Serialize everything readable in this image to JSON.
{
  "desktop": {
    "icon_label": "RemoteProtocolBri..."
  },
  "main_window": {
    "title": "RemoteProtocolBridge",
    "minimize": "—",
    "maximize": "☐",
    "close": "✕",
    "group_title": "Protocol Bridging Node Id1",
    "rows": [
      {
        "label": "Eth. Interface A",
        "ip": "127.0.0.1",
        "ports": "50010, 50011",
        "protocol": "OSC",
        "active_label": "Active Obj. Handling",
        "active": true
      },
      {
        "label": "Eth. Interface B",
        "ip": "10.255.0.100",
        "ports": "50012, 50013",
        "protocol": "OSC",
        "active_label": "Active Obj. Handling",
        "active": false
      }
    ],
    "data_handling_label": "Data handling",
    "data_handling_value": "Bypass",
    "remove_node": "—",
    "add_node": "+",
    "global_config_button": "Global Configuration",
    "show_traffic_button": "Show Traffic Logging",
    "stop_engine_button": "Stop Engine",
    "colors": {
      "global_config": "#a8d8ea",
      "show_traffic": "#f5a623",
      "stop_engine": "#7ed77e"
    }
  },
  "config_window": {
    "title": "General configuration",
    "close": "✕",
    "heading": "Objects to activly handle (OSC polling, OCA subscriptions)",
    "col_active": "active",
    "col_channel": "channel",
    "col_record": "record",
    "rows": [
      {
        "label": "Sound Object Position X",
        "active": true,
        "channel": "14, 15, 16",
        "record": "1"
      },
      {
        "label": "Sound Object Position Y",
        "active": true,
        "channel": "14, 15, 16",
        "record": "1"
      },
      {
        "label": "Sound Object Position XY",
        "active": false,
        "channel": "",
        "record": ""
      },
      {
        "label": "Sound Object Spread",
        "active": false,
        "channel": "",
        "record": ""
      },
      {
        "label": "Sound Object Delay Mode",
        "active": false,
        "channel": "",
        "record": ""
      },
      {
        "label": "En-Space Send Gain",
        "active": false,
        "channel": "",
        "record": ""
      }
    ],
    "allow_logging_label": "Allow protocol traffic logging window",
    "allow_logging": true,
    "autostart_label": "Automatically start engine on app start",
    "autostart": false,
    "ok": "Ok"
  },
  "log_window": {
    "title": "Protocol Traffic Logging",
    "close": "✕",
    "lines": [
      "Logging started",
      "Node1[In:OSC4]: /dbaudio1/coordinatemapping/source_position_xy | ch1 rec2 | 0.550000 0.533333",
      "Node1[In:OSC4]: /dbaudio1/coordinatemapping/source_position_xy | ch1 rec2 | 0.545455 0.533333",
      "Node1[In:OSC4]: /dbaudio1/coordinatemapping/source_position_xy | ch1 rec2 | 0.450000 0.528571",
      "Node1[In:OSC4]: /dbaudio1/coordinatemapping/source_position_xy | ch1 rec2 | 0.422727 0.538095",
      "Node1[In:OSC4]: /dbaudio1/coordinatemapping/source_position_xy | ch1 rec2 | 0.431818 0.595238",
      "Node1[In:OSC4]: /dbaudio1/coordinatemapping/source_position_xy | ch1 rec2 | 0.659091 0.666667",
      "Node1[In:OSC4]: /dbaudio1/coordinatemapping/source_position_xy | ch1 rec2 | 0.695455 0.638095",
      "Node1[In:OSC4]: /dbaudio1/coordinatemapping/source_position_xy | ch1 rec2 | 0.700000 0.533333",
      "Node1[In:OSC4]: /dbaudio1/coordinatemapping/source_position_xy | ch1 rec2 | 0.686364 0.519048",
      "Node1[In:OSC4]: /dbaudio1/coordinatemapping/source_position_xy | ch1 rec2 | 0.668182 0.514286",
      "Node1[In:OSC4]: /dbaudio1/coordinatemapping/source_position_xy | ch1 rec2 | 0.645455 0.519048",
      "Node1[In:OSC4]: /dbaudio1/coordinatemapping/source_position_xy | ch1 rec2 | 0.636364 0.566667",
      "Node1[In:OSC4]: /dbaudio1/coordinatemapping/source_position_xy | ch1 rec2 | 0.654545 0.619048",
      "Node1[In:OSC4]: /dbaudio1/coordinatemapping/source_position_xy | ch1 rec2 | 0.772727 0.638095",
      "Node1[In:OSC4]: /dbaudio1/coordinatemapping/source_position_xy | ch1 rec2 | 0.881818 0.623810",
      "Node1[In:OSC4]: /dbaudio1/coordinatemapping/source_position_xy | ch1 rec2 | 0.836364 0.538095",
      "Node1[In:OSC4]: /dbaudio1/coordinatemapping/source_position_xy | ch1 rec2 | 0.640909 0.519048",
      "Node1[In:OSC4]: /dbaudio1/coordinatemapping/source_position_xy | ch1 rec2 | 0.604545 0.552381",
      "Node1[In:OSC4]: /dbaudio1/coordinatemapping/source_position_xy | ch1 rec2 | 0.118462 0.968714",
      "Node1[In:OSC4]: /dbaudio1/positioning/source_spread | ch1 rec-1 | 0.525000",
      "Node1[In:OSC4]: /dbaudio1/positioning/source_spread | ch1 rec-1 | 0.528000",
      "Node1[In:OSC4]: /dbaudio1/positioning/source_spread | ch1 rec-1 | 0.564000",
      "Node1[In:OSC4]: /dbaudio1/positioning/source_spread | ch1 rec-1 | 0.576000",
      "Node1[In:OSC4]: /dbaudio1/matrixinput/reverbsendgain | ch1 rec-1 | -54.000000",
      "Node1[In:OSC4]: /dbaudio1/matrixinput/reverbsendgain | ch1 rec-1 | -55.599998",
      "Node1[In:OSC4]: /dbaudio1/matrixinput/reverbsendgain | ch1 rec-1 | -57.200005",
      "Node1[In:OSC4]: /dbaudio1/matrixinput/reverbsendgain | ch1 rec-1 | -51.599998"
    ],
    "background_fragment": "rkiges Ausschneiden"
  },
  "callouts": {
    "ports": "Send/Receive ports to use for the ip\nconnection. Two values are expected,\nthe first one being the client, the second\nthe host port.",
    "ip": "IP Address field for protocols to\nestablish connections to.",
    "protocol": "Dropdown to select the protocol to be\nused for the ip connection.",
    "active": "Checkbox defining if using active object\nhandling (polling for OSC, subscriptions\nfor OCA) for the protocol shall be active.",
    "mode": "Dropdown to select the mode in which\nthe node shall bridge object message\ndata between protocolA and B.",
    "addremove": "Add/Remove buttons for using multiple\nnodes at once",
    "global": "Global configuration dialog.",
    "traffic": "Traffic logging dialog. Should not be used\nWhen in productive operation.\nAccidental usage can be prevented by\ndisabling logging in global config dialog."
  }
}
——————————
What is being asked: Copy out all of the data exactly, leaving nothing out.

Output of the task:
Serialize everything readable in this image to JSON.
{
  "desktop": {
    "icon_label": "RemoteProtocolBri..."
  },
  "main_window": {
    "title": "RemoteProtocolBridge",
    "minimize": "—",
    "maximize": "☐",
    "close": "✕",
    "group_title": "Protocol Bridging Node Id1",
    "rows": [
      {
        "label": "Eth. Interface A",
        "ip": "127.0.0.1",
        "ports": "50010, 50011",
        "protocol": "OSC",
        "active_label": "Active Obj. Handling",
        "active": true
      },
      {
        "label": "Eth. Interface B",
        "ip": "10.255.0.100",
        "ports": "50012, 50013",
        "protocol": "OSC",
        "active_label": "Active Obj. Handling",
        "active": false
      }
    ],
    "data_handling_label": "Data handling",
    "data_handling_value": "Bypass",
    "remove_node": "—",
    "add_node": "+",
    "global_config_button": "Global Configuration",
    "show_traffic_button": "Show Traffic Logging",
    "stop_engine_button": "Stop Engine",
    "colors": {
      "global_config": "#a8d8ea",
      "show_traffic": "#f5a623",
      "stop_engine": "#7ed77e"
    }
  },
  "config_window": {
    "title": "General configuration",
    "close": "✕",
    "heading": "Objects to activly handle (OSC polling, OCA subscriptions)",
    "col_active": "active",
    "col_channel": "channel",
    "col_record": "record",
    "rows": [
      {
        "label": "Sound Object Position X",
        "active": true,
        "channel": "14, 15, 16",
        "record": "1"
      },
      {
        "label": "Sound Object Position Y",
        "active": true,
        "channel": "14, 15, 16",
        "record": "1"
      },
      {
        "label": "Sound Object Position XY",
        "active": false,
        "channel": "",
        "record": ""
      },
      {
        "label": "Sound Object Spread",
        "active": false,
        "channel": "",
        "record": ""
      },
      {
        "label": "Sound Object Delay Mode",
        "active": false,
        "channel": "",
        "record": ""
      },
      {
        "label": "En-Space Send Gain",
        "active": false,
        "channel": "",
        "record": ""
      }
    ],
    "allow_logging_label": "Allow protocol traffic logging window",
    "allow_logging": true,
    "autostart_label": "Automatically start engine on app start",
    "autostart": false,
    "ok": "Ok"
  },
  "log_window": {
    "title": "Protocol Traffic Logging",
    "close": "✕",
    "lines": [
      "Logging started",
      "Node1[In:OSC4]: /dbaudio1/coordinatemapping/source_position_xy | ch1 rec2 | 0.550000 0.533333",
      "Node1[In:OSC4]: /dbaudio1/coordinatemapping/source_position_xy | ch1 rec2 | 0.545455 0.533333",
      "Node1[In:OSC4]: /dbaudio1/coordinatemapping/source_position_xy | ch1 rec2 | 0.450000 0.528571",
      "Node1[In:OSC4]: /dbaudio1/coordinatemapping/source_position_xy | ch1 rec2 | 0.422727 0.538095",
      "Node1[In:OSC4]: /dbaudio1/coordinatemapping/source_position_xy | ch1 rec2 | 0.431818 0.595238",
      "Node1[In:OSC4]: /dbaudio1/coordinatemapping/source_position_xy | ch1 rec2 | 0.659091 0.666667",
      "Node1[In:OSC4]: /dbaudio1/coordinatemapping/source_position_xy | ch1 rec2 | 0.695455 0.638095",
      "Node1[In:OSC4]: /dbaudio1/coordinatemapping/source_position_xy | ch1 rec2 | 0.700000 0.533333",
      "Node1[In:OSC4]: /dbaudio1/coordinatemapping/source_position_xy | ch1 rec2 | 0.686364 0.519048",
      "Node1[In:OSC4]: /dbaudio1/coordinatemapping/source_position_xy | ch1 rec2 | 0.668182 0.514286",
      "Node1[In:OSC4]: /dbaudio1/coordinatemapping/source_position_xy | ch1 rec2 | 0.645455 0.519048",
      "Node1[In:OSC4]: /dbaudio1/coordinatemapping/source_position_xy | ch1 rec2 | 0.636364 0.566667",
      "Node1[In:OSC4]: /dbaudio1/coordinatemapping/source_position_xy | ch1 rec2 | 0.654545 0.619048",
      "Node1[In:OSC4]: /dbaudio1/coordinatemapping/source_position_xy | ch1 rec2 | 0.772727 0.638095",
      "Node1[In:OSC4]: /dbaudio1/coordinatemapping/source_position_xy | ch1 rec2 | 0.881818 0.623810",
      "Node1[In:OSC4]: /dbaudio1/coordinatemapping/source_position_xy | ch1 rec2 | 0.836364 0.538095",
      "Node1[In:OSC4]: /dbaudio1/coordinatemapping/source_position_xy | ch1 rec2 | 0.640909 0.519048",
      "Node1[In:OSC4]: /dbaudio1/coordinatemapping/source_position_xy | ch1 rec2 | 0.604545 0.552381",
      "Node1[In:OSC4]: /dbaudio1/coordinatemapping/source_position_xy | ch1 rec2 | 0.118462 0.968714",
      "Node1[In:OSC4]: /dbaudio1/positioning/source_spread | ch1 rec-1 | 0.525000",
      "Node1[In:OSC4]: /dbaudio1/positioning/source_spread | ch1 rec-1 | 0.528000",
      "Node1[In:OSC4]: /dbaudio1/positioning/source_spread | ch1 rec-1 | 0.564000",
      "Node1[In:OSC4]: /dbaudio1/positioning/source_spread | ch1 rec-1 | 0.576000",
      "Node1[In:OSC4]: /dbaudio1/matrixinput/reverbsendgain | ch1 rec-1 | -54.000000",
      "Node1[In:OSC4]: /dbaudio1/matrixinput/reverbsendgain | ch1 rec-1 | -55.599998",
      "Node1[In:OSC4]: /dbaudio1/matrixinput/reverbsendgain | ch1 rec-1 | -57.200005",
      "Node1[In:OSC4]: /dbaudio1/matrixinput/reverbsendgain | ch1 rec-1 | -51.599998"
    ],
    "background_fragment": "rkiges Ausschneiden"
  },
  "callouts": {
    "ports": "Send/Receive ports to use for the ip\nconnection. Two values are expected,\nthe first one being the client, the second\nthe host port.",
    "ip": "IP Address field for protocols to\nestablish connections to.",
    "protocol": "Dropdown to select the protocol to be\nused for the ip connection.",
    "active": "Checkbox defining if using active object\nhandling (polling for OSC, subscriptions\nfor OCA) for the protocol shall be active.",
    "mode": "Dropdown to select the mode in which\nthe node shall bridge object message\ndata between protocolA and B.",
    "addremove": "Add/Remove buttons for using multiple\nnodes at once",
    "global": "Global configuration dialog.",
    "traffic": "Traffic logging dialog. Should not be used\nWhen in productive operation.\nAccidental usage can be prevented by\ndisabling logging in global config dialog."
  }
}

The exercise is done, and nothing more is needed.